>> start

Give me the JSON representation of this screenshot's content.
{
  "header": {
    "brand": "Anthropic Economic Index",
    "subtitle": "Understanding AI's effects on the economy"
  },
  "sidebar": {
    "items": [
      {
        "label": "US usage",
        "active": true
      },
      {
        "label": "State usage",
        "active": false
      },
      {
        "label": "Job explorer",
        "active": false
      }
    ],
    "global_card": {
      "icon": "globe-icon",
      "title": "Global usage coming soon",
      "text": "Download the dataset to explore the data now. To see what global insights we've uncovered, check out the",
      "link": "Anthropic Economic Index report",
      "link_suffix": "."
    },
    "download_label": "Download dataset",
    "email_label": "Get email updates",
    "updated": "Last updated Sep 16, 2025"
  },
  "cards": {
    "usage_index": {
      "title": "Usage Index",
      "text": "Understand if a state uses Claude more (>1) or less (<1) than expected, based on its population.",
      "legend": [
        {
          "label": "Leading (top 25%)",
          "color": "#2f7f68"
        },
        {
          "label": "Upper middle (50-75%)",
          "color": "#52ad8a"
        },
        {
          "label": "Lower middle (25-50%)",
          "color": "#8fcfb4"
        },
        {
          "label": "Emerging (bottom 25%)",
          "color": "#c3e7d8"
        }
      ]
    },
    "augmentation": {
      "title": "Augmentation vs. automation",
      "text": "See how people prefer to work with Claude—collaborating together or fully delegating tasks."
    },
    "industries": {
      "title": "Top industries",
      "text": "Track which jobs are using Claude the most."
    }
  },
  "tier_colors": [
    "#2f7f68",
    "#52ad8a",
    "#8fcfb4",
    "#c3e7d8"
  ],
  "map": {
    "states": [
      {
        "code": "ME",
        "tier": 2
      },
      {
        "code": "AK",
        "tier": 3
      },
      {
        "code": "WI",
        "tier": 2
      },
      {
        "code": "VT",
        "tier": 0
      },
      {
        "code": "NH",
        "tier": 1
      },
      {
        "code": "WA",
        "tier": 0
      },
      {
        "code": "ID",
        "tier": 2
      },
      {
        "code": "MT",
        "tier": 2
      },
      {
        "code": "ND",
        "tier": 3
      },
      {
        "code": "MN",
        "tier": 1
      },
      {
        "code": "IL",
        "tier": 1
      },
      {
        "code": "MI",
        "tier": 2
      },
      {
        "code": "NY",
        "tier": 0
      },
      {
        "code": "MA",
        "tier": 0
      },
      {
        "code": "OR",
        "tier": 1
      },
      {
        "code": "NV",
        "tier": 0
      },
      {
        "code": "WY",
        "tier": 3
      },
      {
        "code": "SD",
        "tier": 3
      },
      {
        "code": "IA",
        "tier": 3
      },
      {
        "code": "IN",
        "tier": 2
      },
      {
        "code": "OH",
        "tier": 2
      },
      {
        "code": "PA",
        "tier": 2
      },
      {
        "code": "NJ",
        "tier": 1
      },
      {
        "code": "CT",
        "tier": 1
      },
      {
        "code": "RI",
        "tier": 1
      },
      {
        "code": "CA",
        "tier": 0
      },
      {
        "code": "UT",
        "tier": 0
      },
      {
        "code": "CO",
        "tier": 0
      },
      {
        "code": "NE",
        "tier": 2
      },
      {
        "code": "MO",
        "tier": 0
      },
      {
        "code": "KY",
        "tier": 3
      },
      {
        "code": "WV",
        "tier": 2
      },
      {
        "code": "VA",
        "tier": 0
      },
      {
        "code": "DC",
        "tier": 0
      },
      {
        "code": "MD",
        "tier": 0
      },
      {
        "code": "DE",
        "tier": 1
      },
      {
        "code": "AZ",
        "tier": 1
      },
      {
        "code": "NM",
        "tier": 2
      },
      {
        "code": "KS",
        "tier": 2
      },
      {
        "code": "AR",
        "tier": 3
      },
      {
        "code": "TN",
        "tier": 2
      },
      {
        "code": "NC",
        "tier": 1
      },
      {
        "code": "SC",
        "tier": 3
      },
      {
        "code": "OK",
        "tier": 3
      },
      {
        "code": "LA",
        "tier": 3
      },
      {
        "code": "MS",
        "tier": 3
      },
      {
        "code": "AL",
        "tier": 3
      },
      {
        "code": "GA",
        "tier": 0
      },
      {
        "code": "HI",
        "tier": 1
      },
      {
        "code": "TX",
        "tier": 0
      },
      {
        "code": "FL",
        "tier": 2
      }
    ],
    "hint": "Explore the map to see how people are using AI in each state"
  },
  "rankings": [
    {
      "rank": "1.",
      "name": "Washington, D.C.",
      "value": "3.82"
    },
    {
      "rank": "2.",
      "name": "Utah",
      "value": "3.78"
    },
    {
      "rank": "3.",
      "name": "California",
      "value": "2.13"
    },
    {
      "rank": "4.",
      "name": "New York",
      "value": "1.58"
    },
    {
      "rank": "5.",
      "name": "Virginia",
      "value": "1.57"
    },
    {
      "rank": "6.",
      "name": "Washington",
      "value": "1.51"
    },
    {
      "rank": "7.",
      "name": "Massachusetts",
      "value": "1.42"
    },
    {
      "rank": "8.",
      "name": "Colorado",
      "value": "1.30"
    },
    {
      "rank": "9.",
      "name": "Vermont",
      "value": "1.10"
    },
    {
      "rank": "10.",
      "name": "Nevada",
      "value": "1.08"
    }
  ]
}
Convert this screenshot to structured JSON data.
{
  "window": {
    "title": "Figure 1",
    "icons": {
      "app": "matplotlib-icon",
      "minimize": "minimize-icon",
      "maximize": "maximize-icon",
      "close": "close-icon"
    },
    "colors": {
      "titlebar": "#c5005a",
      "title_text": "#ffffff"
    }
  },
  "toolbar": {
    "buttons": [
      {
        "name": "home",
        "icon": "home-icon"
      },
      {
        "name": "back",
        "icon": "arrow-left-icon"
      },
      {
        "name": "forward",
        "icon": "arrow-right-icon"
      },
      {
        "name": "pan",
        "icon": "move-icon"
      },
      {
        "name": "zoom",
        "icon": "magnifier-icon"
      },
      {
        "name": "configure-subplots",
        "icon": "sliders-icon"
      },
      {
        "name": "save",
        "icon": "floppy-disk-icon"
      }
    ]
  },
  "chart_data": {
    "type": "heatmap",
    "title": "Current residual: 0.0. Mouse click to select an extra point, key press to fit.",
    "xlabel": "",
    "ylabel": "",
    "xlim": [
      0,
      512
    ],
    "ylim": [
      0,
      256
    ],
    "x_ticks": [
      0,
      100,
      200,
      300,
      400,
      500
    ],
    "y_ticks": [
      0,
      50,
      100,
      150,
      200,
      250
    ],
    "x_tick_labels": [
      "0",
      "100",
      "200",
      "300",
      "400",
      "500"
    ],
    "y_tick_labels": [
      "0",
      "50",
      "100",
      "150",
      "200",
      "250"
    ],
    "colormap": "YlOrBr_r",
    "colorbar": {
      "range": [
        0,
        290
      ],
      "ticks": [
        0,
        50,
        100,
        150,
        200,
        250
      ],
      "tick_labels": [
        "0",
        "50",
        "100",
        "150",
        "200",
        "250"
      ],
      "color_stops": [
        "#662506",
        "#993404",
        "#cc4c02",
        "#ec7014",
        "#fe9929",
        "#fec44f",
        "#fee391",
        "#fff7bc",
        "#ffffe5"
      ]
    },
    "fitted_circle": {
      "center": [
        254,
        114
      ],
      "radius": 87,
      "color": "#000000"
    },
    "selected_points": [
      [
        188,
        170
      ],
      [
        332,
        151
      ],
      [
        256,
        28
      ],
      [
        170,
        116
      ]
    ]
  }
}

>> end

> **TASK TO COMPLETE**
Copy the lines from the entries above in which the word "this" appears.

> **COMPLETE ANSWER**
Give me the JSON representation of this screenshot's content.
Convert this screenshot to structured JSON data.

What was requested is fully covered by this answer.